- _OBJECTIVE_
Return the listing below in full, with every line exactly as it is.

- _Dataset items_
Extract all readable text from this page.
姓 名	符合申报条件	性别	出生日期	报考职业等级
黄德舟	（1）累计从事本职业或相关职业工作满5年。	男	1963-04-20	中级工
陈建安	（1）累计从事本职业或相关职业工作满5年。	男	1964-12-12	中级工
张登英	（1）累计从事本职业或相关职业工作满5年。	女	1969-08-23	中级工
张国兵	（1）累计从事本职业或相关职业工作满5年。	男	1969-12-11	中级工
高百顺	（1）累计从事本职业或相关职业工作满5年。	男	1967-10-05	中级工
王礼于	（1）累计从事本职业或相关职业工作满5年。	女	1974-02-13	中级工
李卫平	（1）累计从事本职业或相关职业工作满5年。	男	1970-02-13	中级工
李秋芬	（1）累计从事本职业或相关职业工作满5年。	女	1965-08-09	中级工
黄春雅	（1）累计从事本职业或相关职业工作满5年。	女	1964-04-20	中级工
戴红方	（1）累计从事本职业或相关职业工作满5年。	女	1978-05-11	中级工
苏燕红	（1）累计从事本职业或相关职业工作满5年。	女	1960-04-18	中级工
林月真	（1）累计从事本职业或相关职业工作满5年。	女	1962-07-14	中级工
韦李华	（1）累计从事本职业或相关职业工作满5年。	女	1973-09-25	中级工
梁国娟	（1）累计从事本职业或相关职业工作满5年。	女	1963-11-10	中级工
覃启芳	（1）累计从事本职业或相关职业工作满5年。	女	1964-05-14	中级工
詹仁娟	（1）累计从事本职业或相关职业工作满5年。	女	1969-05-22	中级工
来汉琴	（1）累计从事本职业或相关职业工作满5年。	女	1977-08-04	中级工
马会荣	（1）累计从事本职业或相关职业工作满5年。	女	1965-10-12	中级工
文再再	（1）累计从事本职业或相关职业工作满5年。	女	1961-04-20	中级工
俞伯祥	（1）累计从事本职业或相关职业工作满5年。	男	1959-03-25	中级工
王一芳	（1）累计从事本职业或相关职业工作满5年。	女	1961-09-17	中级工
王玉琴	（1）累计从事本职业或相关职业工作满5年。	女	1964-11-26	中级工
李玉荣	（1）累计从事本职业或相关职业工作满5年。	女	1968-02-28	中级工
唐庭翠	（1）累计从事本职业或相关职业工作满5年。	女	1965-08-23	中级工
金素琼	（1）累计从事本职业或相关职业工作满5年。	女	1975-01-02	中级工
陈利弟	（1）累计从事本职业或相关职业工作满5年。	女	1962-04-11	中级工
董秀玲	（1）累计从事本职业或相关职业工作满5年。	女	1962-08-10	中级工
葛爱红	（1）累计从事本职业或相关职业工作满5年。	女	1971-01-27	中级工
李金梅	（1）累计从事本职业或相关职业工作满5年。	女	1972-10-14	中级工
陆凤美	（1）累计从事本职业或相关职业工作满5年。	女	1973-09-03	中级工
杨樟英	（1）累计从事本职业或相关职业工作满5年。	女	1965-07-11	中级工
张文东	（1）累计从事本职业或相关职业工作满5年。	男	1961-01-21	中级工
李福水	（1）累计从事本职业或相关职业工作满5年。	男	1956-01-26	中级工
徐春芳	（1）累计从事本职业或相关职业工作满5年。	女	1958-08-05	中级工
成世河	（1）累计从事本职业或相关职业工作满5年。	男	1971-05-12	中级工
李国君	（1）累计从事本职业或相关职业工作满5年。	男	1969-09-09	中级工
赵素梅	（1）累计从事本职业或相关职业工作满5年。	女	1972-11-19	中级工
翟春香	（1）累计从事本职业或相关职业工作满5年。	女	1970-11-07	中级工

- _EXPECTED ANSWER_
Extract all readable text from this page.
姓 名	符合申报条件	性别	出生日期	报考职业等级
黄德舟	（1）累计从事本职业或相关职业工作满5年。	男	1963-04-20	中级工
陈建安	（1）累计从事本职业或相关职业工作满5年。	男	1964-12-12	中级工
张登英	（1）累计从事本职业或相关职业工作满5年。	女	1969-08-23	中级工
张国兵	（1）累计从事本职业或相关职业工作满5年。	男	1969-12-11	中级工
高百顺	（1）累计从事本职业或相关职业工作满5年。	男	1967-10-05	中级工
王礼于	（1）累计从事本职业或相关职业工作满5年。	女	1974-02-13	中级工
李卫平	（1）累计从事本职业或相关职业工作满5年。	男	1970-02-13	中级工
李秋芬	（1）累计从事本职业或相关职业工作满5年。	女	1965-08-09	中级工
黄春雅	（1）累计从事本职业或相关职业工作满5年。	女	1964-04-20	中级工
戴红方	（1）累计从事本职业或相关职业工作满5年。	女	1978-05-11	中级工
苏燕红	（1）累计从事本职业或相关职业工作满5年。	女	1960-04-18	中级工
林月真	（1）累计从事本职业或相关职业工作满5年。	女	1962-07-14	中级工
韦李华	（1）累计从事本职业或相关职业工作满5年。	女	1973-09-25	中级工
梁国娟	（1）累计从事本职业或相关职业工作满5年。	女	1963-11-10	中级工
覃启芳	（1）累计从事本职业或相关职业工作满5年。	女	1964-05-14	中级工
詹仁娟	（1）累计从事本职业或相关职业工作满5年。	女	1969-05-22	中级工
来汉琴	（1）累计从事本职业或相关职业工作满5年。	女	1977-08-04	中级工
马会荣	（1）累计从事本职业或相关职业工作满5年。	女	1965-10-12	中级工
文再再	（1）累计从事本职业或相关职业工作满5年。	女	1961-04-20	中级工
俞伯祥	（1）累计从事本职业或相关职业工作满5年。	男	1959-03-25	中级工
王一芳	（1）累计从事本职业或相关职业工作满5年。	女	1961-09-17	中级工
王玉琴	（1）累计从事本职业或相关职业工作满5年。	女	1964-11-26	中级工
李玉荣	（1）累计从事本职业或相关职业工作满5年。	女	1968-02-28	中级工
唐庭翠	（1）累计从事本职业或相关职业工作满5年。	女	1965-08-23	中级工
金素琼	（1）累计从事本职业或相关职业工作满5年。	女	1975-01-02	中级工
陈利弟	（1）累计从事本职业或相关职业工作满5年。	女	1962-04-11	中级工
董秀玲	（1）累计从事本职业或相关职业工作满5年。	女	1962-08-10	中级工
葛爱红	（1）累计从事本职业或相关职业工作满5年。	女	1971-01-27	中级工
李金梅	（1）累计从事本职业或相关职业工作满5年。	女	1972-10-14	中级工
陆凤美	（1）累计从事本职业或相关职业工作满5年。	女	1973-09-03	中级工
杨樟英	（1）累计从事本职业或相关职业工作满5年。	女	1965-07-11	中级工
张文东	（1）累计从事本职业或相关职业工作满5年。	男	1961-01-21	中级工
李福水	（1）累计从事本职业或相关职业工作满5年。	男	1956-01-26	中级工
徐春芳	（1）累计从事本职业或相关职业工作满5年。	女	1958-08-05	中级工
成世河	（1）累计从事本职业或相关职业工作满5年。	男	1971-05-12	中级工
李国君	（1）累计从事本职业或相关职业工作满5年。	男	1969-09-09	中级工
赵素梅	（1）累计从事本职业或相关职业工作满5年。	女	1972-11-19	中级工
翟春香	（1）累计从事本职业或相关职业工作满5年。	女	1970-11-07	中级工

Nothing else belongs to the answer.